### To do
Output solely the number of lines containing the string "probably".

___ Extracted records ___

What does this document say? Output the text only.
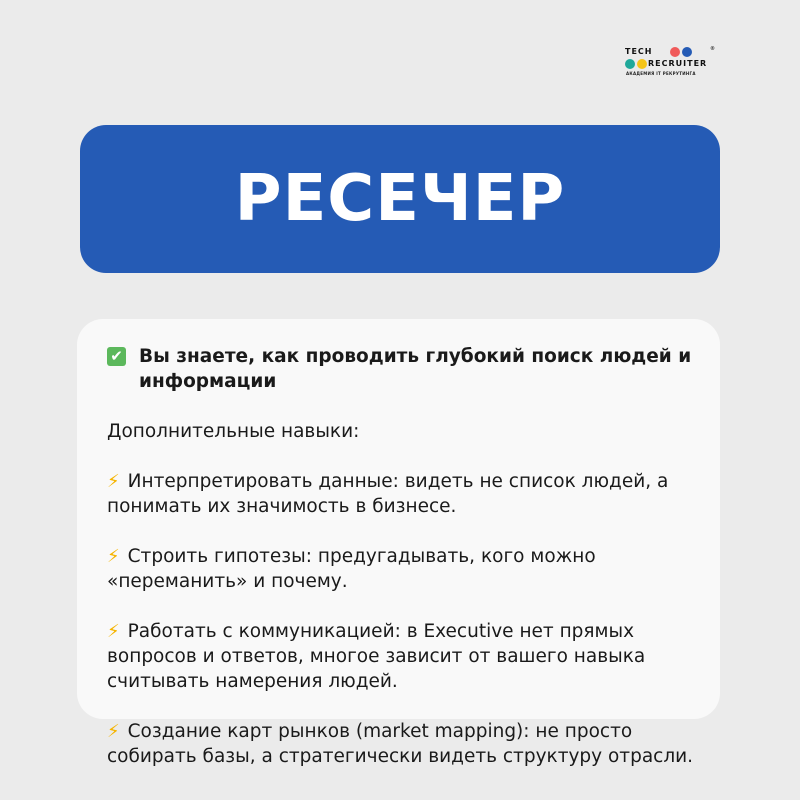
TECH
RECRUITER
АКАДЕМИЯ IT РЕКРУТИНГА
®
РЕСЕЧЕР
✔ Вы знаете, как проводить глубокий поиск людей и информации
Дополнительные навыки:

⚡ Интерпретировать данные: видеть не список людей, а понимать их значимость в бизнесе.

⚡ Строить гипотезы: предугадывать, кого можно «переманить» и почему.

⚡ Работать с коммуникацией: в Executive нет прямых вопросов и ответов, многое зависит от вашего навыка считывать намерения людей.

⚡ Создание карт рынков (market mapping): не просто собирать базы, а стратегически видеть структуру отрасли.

___
___ Extracted records ___

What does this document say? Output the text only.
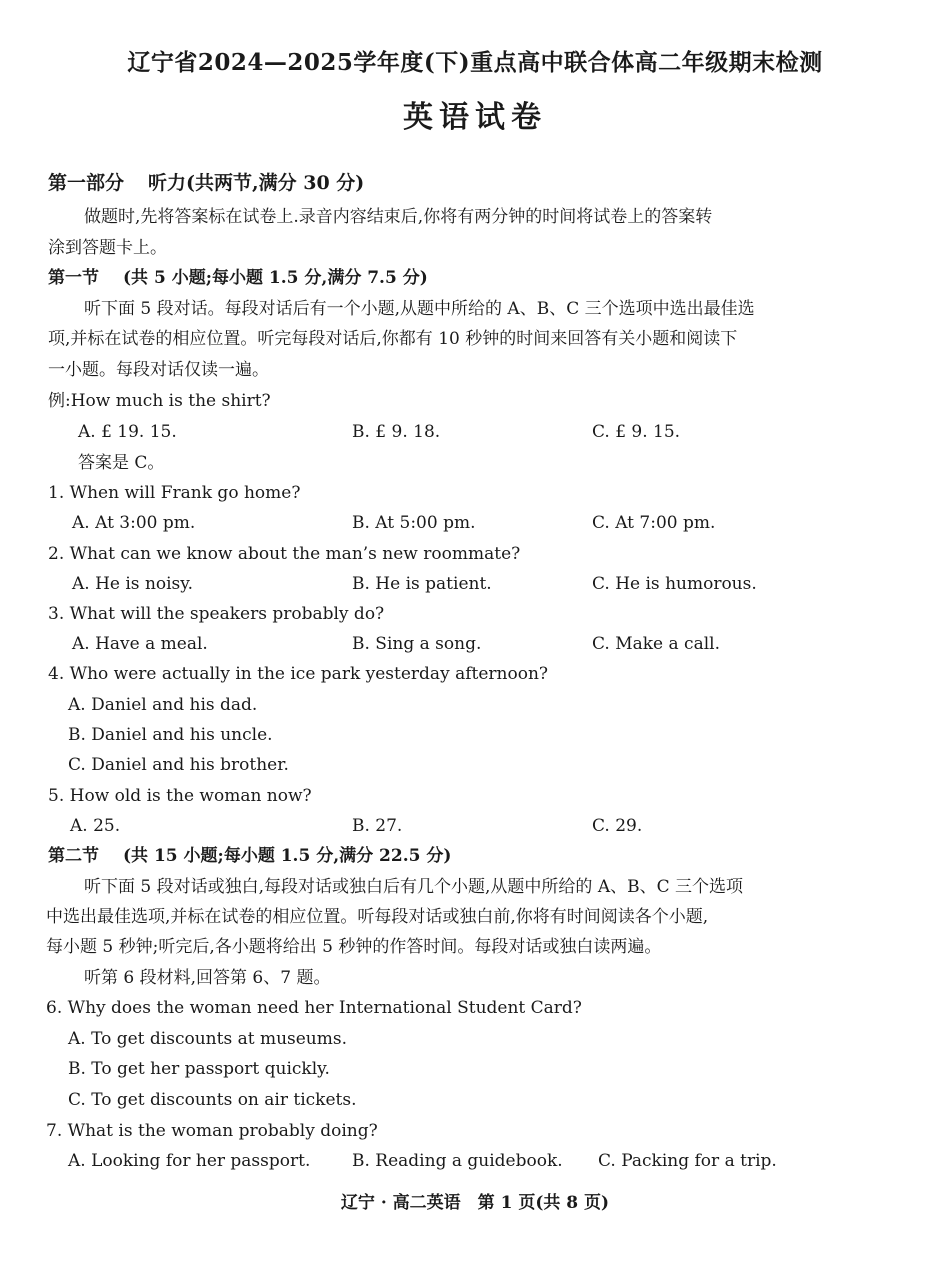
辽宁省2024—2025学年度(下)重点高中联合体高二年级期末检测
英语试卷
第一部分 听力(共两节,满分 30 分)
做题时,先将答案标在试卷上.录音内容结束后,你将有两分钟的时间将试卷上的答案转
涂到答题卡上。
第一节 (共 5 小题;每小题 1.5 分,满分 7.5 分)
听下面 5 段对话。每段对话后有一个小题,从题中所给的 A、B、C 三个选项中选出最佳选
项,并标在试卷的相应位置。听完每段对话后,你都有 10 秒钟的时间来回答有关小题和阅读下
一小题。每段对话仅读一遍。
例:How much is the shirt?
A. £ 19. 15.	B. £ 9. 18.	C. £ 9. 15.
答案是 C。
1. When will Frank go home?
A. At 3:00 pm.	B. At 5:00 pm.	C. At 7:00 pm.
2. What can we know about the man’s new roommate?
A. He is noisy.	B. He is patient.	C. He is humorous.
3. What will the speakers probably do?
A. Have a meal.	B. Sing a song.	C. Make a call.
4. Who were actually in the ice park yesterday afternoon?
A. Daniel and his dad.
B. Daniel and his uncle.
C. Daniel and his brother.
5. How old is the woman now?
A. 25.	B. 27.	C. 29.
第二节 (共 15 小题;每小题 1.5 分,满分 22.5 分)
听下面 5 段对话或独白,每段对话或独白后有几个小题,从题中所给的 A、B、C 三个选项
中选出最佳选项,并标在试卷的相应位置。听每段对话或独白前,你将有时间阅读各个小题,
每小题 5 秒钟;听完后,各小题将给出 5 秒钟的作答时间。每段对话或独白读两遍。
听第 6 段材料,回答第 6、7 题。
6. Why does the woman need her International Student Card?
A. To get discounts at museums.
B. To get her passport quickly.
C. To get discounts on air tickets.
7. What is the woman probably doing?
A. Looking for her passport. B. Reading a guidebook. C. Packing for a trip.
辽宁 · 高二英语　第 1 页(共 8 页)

___

### Full answer
2